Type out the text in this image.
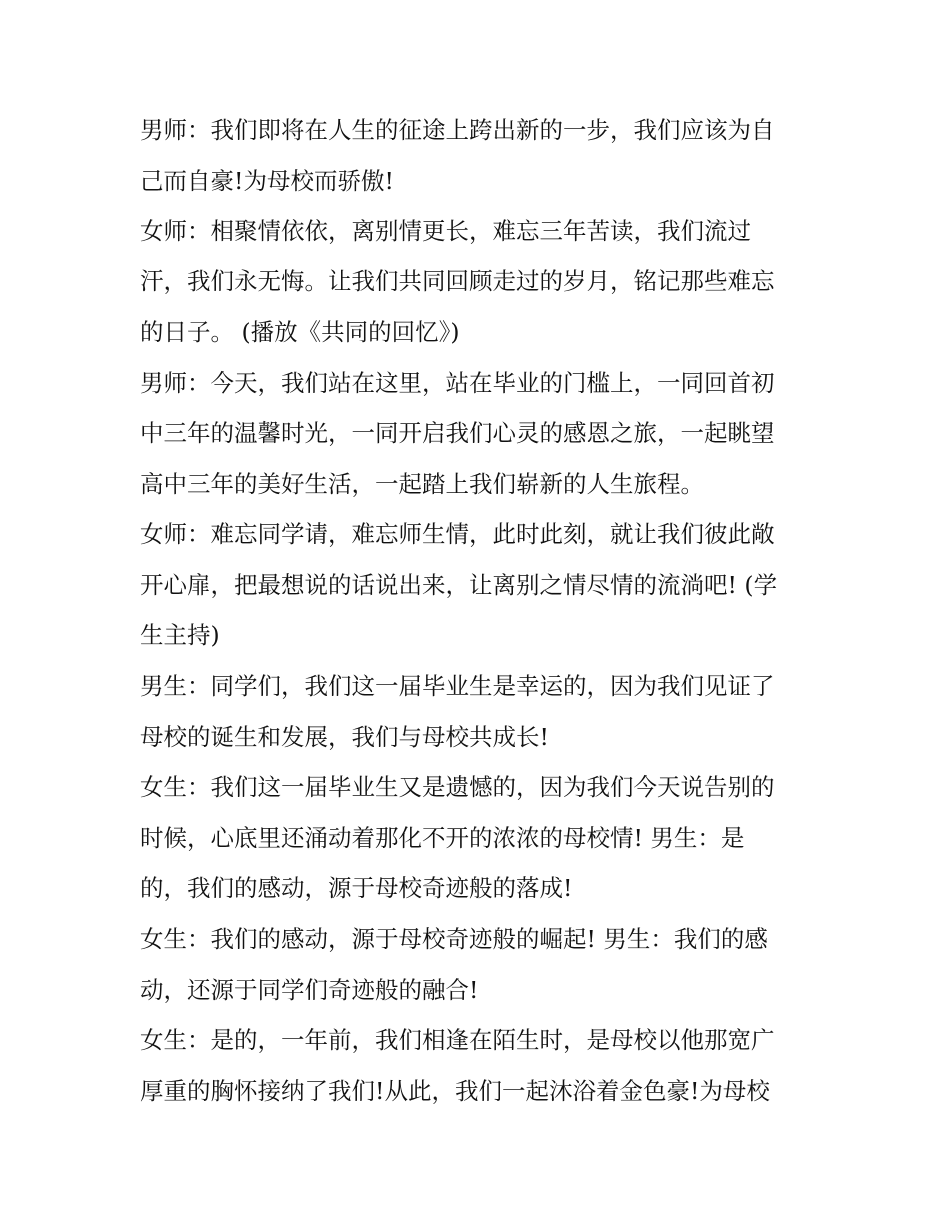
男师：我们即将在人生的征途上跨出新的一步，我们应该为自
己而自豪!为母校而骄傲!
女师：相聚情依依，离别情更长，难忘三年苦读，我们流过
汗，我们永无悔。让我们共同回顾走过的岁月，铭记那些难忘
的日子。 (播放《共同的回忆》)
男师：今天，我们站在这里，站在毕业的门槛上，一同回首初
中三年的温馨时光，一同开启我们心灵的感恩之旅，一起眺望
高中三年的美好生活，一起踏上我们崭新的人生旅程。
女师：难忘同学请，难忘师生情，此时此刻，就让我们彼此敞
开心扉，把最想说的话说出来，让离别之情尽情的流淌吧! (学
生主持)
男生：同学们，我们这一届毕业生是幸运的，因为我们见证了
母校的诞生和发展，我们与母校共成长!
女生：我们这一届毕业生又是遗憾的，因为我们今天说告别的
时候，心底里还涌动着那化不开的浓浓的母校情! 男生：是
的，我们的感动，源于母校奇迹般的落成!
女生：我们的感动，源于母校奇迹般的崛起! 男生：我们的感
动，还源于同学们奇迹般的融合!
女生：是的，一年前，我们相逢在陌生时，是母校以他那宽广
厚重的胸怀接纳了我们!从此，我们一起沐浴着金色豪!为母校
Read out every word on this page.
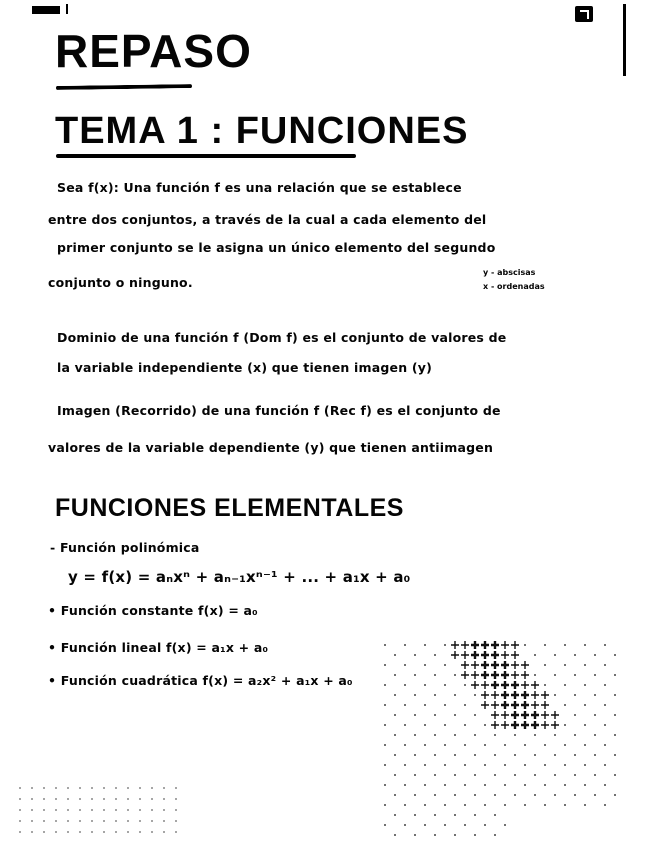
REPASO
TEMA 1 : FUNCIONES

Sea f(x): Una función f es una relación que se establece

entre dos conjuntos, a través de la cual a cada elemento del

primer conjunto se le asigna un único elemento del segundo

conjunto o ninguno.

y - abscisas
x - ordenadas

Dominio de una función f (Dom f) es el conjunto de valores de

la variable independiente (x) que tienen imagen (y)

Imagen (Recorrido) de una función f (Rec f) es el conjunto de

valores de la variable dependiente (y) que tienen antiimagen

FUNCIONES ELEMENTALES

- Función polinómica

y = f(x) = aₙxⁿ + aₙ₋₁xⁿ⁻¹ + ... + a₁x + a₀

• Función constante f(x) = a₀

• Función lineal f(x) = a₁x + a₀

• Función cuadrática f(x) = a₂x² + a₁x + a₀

^^^^^^^^^^^^^^^^

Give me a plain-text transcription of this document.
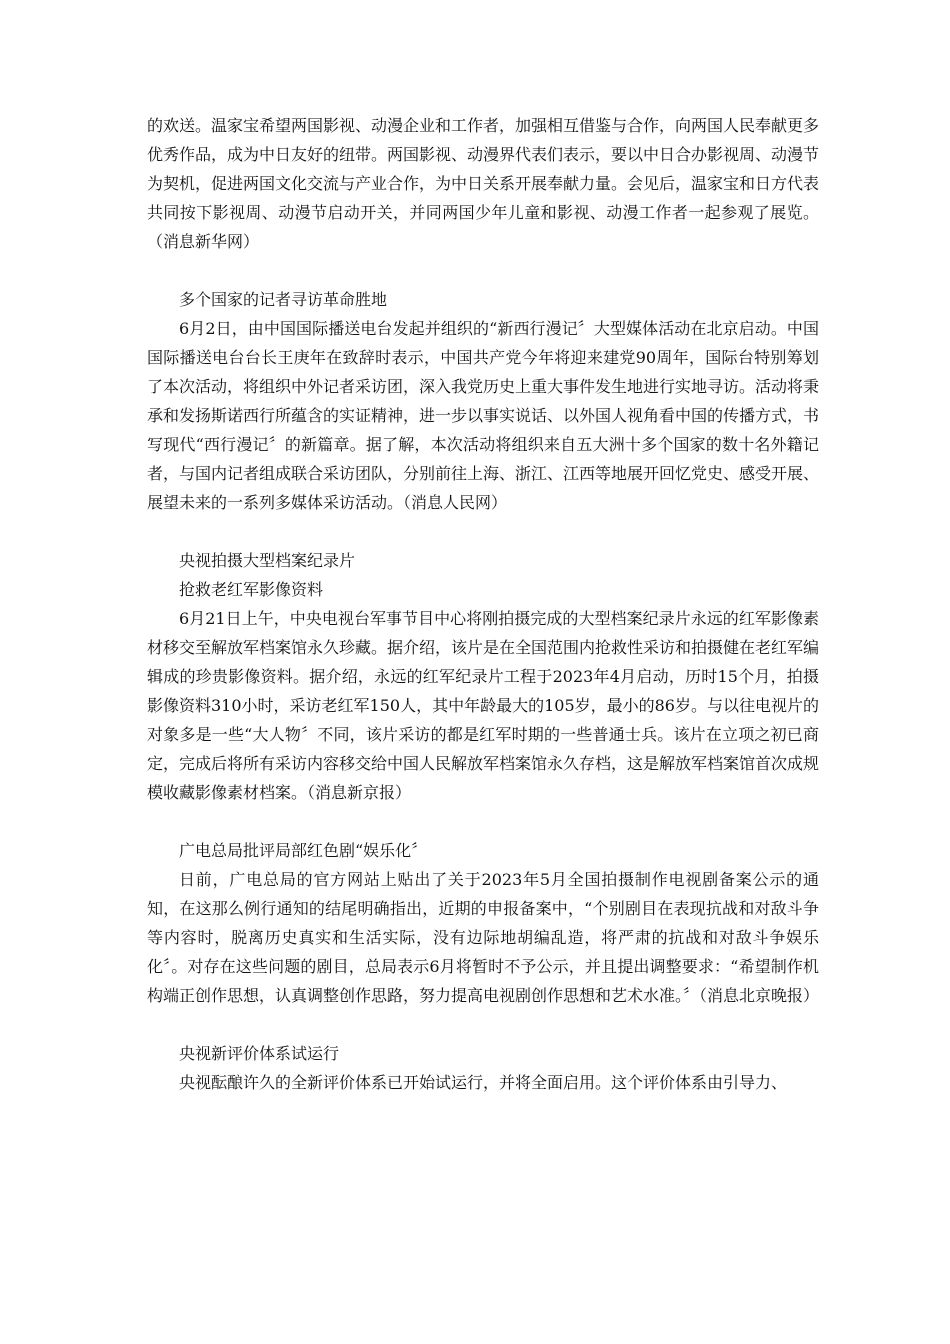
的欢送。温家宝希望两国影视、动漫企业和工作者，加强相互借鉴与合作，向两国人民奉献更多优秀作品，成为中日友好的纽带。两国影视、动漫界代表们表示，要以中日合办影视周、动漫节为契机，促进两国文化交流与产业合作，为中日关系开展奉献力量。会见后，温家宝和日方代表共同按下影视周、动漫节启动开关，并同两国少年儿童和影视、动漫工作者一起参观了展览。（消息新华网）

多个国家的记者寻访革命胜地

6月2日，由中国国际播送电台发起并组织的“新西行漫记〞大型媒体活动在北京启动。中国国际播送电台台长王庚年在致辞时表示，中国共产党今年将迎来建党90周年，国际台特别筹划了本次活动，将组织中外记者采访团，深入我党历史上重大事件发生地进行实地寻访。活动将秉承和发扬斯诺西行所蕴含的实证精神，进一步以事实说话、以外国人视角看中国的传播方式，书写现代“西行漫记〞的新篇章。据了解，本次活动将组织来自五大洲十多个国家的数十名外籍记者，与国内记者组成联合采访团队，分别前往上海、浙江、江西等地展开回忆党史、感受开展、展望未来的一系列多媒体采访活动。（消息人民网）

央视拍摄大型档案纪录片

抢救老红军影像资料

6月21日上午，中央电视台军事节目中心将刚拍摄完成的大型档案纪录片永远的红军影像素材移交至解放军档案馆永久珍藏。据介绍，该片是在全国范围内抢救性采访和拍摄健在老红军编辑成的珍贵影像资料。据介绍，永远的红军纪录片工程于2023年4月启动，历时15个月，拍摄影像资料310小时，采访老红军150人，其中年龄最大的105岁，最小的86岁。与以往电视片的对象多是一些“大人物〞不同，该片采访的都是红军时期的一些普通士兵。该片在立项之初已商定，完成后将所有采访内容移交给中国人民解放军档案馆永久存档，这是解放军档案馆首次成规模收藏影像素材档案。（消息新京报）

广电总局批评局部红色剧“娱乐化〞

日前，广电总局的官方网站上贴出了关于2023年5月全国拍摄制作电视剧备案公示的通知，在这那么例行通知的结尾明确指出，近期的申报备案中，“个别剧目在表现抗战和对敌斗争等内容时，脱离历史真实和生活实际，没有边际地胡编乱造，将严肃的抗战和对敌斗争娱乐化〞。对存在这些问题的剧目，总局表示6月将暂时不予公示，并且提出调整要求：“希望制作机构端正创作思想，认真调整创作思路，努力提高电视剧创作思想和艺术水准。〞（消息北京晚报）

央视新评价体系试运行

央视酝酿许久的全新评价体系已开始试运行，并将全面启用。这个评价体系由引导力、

^^^^^^^^^^^^^^^^

Written problem = In the listing, find all lines with the string "FUNCIONES" and copy them.

Worked solution =
TEMA 1 : FUNCIONES
FUNCIONES ELEMENTALES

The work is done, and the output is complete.